# Source passage
· · · ·

However, the $200-a-night place was not good. The advertised washing machine was really a coin affair in the basement, and out of order at the time of the stay. The front door of the apartment was propped open by deadbolt due to a broken knob, and there were exposed wires. “For the price, and for the rating, it was absolutely baffling. How could other guests possibly not feel the same degree of discomfort that we did?” Infante mused.

Perhaps the previous guests would have felt bad giving more honest reviews, warts and all. “In the absence of some heinous, objective shortcoming (cockroaches, for example), a guest feels this uncomfortable pressure to withhold their subjective reactions to their Airbnb,” Infante said. “Hell, when we were later writing our review, we went through some minor hand-wringing ourselves. ‘Was it really that bad? I feel like two stars is mean. I mean, it was clean and well-located, after all.’”

With Uber and Lyft, the review-inflating guilt factor is even more pronounced. Giving a four-star review (or worse) on Uber could literally cost a driver his livelihood, not just a little extra income from excess property. Many people I’ve talked to—and lots of people on Quora—feel guilty leaving anything other than the highest review, even if the driver took a less-than-ideal route or spent the whole trip on the phone. “I only give a 4-star review in extreme circumstances,” my friend Alex, a frequent Uber user, told me. “I’ve had terrible rides where the person got lost and cost me a lot of extra money due to incompetence. But if they’re nice about it they get five stars.”

In the end, it’s a vicious cycle that pushes even the mediocre towards four and five stars. And when everything gets a five, nothing gets a five, and you lose the ability to sort by quality, making it impossible to really know what you’re getting into.

dice with stars hanging from mirror
Photo illustration by Sarina Finkelstein

Ratings Are Dominated By Fives And Ones

AIRBNB DOESN’T BUY THE IDEA that guilt causes ratings inflation. The company contends that users are more likely to be critical about a listing because they’d want others to be honest, too. “I think everybody takes it very seriously because that’s how you decide where you’re going to stay,” Airbnb spokesperson Nick Shapiro said.

· · · ·

# Items
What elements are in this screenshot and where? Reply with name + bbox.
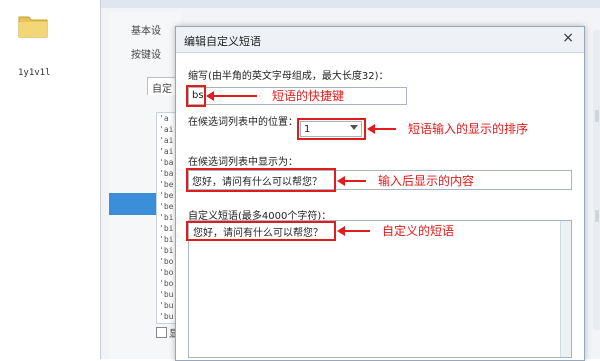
display-label: 在候选词列表中显示为： — [188, 157, 298, 168]
nav-basic-settings[interactable]: 基本设 — [131, 22, 161, 37]
display-highlight — [186, 168, 336, 192]
abbr-highlight — [186, 85, 206, 107]
tab-custom[interactable]: 自定 — [147, 77, 177, 95]
arrow-display — [337, 176, 366, 186]
dialog-title: 编辑自定义短语 — [184, 35, 261, 48]
dialog-titlebar: 编辑自定义短语 × — [176, 27, 584, 53]
desktop: 1y1v1l — [0, 0, 100, 359]
abbr-label: 缩写(由半角的英文字母组成，最大长度32)： — [188, 71, 389, 82]
nav-key-settings[interactable]: 按键设 — [131, 46, 161, 61]
arrow-phrase — [337, 226, 370, 236]
annotation-phrase: 自定义的短语 — [382, 224, 455, 238]
settings-titlebar — [101, 0, 600, 8]
edit-phrase-dialog: 编辑自定义短语 × 缩写(由半角的英文字母组成，最大长度32)： bs 在候选词… — [175, 26, 585, 361]
arrow-abbr — [206, 91, 257, 101]
textarea-scrollbar[interactable] — [560, 221, 571, 357]
folder-icon[interactable] — [18, 12, 48, 38]
desktop-file-label[interactable]: 1y1v1l — [18, 68, 51, 78]
annotation-display: 输入后显示的内容 — [378, 174, 475, 188]
annotation-position: 短语输入的显示的排序 — [408, 122, 529, 136]
close-icon[interactable]: × — [562, 31, 574, 45]
right-panel-edge — [593, 30, 600, 330]
edge-item — [595, 210, 599, 222]
arrow-position — [367, 124, 396, 134]
show-checkbox[interactable] — [156, 327, 167, 338]
phrase-highlight — [186, 221, 336, 241]
position-label: 在候选词列表中的位置： — [188, 117, 298, 128]
annotation-abbr: 短语的快捷键 — [272, 89, 345, 103]
edge-item — [595, 110, 599, 122]
position-highlight — [297, 118, 366, 140]
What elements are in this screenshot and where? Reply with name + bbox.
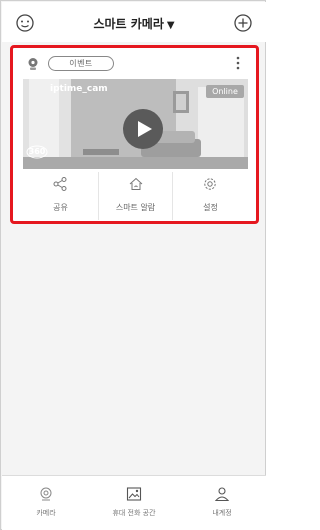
share-icon: [53, 177, 67, 191]
nav-camera-label: 카메라: [36, 509, 56, 517]
share-button[interactable]: 공유: [23, 172, 98, 220]
bottom-nav: 카메라 휴대 전화 공간 내계정: [2, 475, 266, 530]
app-frame: 스마트 카메라 ▼ 이벤트 iptime_cam Online 360 공유 스…: [0, 0, 266, 530]
page-title[interactable]: 스마트 카메라 ▼: [2, 15, 266, 32]
nav-my-account-label: 내계정: [212, 509, 232, 517]
camera-actions: 공유 스마트 알람 설정: [23, 172, 248, 220]
gallery-icon: [126, 487, 142, 501]
camera-preview[interactable]: iptime_cam Online 360: [23, 79, 248, 169]
camera-device-icon: [28, 58, 38, 70]
add-circle-icon[interactable]: [233, 13, 253, 33]
panorama-label: 360: [28, 147, 46, 156]
status-badge: Online: [206, 85, 244, 98]
smart-alarm-button[interactable]: 스마트 알람: [98, 172, 173, 220]
smart-alarm-label: 스마트 알람: [115, 203, 156, 212]
dropdown-caret-icon: ▼: [166, 20, 175, 31]
event-button[interactable]: 이벤트: [48, 56, 114, 71]
camera-icon: [40, 487, 52, 501]
panorama-360-icon[interactable]: 360: [25, 141, 49, 163]
top-bar: 스마트 카메라 ▼: [2, 2, 266, 42]
camera-card: 이벤트 iptime_cam Online 360 공유 스마트 알람 설정: [10, 45, 259, 224]
nav-phone-space-label: 휴대 전화 공간: [112, 509, 156, 517]
account-icon: [214, 487, 230, 502]
camera-name-label: iptime_cam: [50, 84, 108, 94]
share-label: 공유: [53, 203, 68, 212]
settings-button[interactable]: 설정: [173, 172, 248, 220]
camera-card-header: 이벤트: [13, 48, 256, 80]
nav-camera[interactable]: 카메라: [2, 476, 90, 530]
page-title-text: 스마트 카메라: [93, 17, 164, 31]
nav-phone-space[interactable]: 휴대 전화 공간: [90, 476, 178, 530]
home-alarm-icon: [129, 177, 143, 190]
settings-label: 설정: [203, 203, 218, 212]
nav-my-account[interactable]: 내계정: [178, 476, 266, 530]
settings-gear-icon: [204, 178, 216, 190]
play-icon[interactable]: [123, 109, 163, 149]
more-options-icon[interactable]: [236, 56, 240, 70]
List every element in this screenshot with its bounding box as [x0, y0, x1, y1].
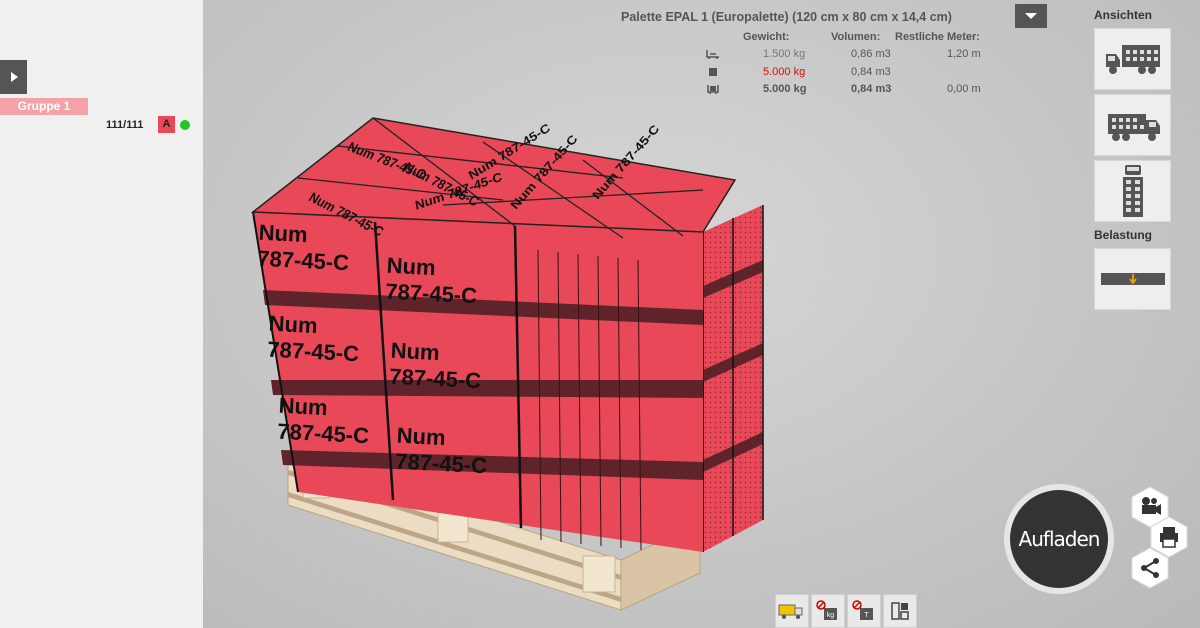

· · · ·

# Stated task
Please reproduce word for word the part of the passage on ratings inflation that begins at the words "In the end, it’s" and stops after "you’re getting into.".

# Result of this exercise
In the end, it’s a vicious cycle that pushes even the mediocre towards four and five stars. And when everything gets a five, nothing gets a five, and you lose the ability to sort by quality, making it impossible to really know what you’re getting into.